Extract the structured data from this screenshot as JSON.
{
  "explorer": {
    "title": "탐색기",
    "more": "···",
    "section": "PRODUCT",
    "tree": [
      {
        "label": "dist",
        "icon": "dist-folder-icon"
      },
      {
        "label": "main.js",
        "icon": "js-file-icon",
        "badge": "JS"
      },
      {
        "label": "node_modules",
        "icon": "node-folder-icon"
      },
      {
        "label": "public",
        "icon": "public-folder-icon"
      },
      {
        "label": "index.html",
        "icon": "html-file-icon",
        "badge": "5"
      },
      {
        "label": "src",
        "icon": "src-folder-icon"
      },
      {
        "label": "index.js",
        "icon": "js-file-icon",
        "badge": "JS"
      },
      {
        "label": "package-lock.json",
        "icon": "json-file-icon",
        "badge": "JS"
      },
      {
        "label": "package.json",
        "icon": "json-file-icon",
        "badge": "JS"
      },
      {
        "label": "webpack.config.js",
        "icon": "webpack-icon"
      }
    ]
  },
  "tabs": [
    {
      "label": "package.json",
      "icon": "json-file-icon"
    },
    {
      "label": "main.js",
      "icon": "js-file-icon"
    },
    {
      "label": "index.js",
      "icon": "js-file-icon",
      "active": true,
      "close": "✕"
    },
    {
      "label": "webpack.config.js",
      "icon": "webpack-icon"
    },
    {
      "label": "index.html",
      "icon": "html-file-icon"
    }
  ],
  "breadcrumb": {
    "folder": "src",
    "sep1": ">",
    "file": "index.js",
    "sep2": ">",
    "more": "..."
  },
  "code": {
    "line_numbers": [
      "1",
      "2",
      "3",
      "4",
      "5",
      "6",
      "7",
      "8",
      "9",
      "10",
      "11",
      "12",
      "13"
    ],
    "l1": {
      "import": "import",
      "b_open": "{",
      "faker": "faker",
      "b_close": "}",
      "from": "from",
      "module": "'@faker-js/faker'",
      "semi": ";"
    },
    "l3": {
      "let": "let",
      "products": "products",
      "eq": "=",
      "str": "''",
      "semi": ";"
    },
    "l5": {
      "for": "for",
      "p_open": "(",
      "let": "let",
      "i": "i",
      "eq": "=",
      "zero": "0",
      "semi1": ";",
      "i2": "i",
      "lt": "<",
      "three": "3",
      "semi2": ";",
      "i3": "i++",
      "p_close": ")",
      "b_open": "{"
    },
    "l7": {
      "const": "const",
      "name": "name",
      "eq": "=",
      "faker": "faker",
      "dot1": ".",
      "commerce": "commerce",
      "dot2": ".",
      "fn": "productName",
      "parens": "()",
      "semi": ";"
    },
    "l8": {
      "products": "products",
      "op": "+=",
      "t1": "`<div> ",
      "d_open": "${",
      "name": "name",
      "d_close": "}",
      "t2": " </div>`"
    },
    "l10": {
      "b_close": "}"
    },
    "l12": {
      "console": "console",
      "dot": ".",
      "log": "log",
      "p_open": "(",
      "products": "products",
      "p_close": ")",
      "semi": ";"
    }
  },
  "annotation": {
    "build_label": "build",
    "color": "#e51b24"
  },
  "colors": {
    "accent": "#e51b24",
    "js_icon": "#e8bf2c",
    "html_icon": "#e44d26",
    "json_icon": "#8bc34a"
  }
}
--
● **PROBLEM STATEMENT**
Filter the records, keeping only lines that contain "folder", and show those lines.

● **WORKED SOLUTION**
        "icon": "dist-folder-icon"
        "icon": "node-folder-icon"
        "icon": "public-folder-icon"
        "icon": "src-folder-icon"
    "folder": "src",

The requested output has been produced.